Task objective:
Copy all the material below, exactly as it stands.

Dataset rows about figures
┌──
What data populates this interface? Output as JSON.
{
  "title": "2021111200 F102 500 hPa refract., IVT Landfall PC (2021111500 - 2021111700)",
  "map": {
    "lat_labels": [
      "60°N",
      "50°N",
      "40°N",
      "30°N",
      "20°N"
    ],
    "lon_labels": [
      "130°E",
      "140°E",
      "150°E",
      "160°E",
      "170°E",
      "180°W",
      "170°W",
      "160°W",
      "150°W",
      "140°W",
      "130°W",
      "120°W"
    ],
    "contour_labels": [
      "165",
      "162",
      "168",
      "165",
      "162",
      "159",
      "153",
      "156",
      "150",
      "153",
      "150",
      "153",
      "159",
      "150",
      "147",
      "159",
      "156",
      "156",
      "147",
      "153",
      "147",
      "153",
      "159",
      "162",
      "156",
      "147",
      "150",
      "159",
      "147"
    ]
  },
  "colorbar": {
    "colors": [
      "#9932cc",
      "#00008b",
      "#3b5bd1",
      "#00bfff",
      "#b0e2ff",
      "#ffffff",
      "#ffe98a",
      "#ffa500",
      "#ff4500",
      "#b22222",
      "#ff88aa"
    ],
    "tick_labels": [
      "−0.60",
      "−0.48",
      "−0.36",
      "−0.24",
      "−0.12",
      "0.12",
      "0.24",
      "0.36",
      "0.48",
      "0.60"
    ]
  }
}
└──
Full answer:
What data populates this interface? Output as JSON.
{
  "title": "2021111200 F102 500 hPa refract., IVT Landfall PC (2021111500 - 2021111700)",
  "map": {
    "lat_labels": [
      "60°N",
      "50°N",
      "40°N",
      "30°N",
      "20°N"
    ],
    "lon_labels": [
      "130°E",
      "140°E",
      "150°E",
      "160°E",
      "170°E",
      "180°W",
      "170°W",
      "160°W",
      "150°W",
      "140°W",
      "130°W",
      "120°W"
    ],
    "contour_labels": [
      "165",
      "162",
      "168",
      "165",
      "162",
      "159",
      "153",
      "156",
      "150",
      "153",
      "150",
      "153",
      "159",
      "150",
      "147",
      "159",
      "156",
      "156",
      "147",
      "153",
      "147",
      "153",
      "159",
      "162",
      "156",
      "147",
      "150",
      "159",
      "147"
    ]
  },
  "colorbar": {
    "colors": [
      "#9932cc",
      "#00008b",
      "#3b5bd1",
      "#00bfff",
      "#b0e2ff",
      "#ffffff",
      "#ffe98a",
      "#ffa500",
      "#ff4500",
      "#b22222",
      "#ff88aa"
    ],
    "tick_labels": [
      "−0.60",
      "−0.48",
      "−0.36",
      "−0.24",
      "−0.12",
      "0.12",
      "0.24",
      "0.36",
      "0.48",
      "0.60"
    ]
  }
}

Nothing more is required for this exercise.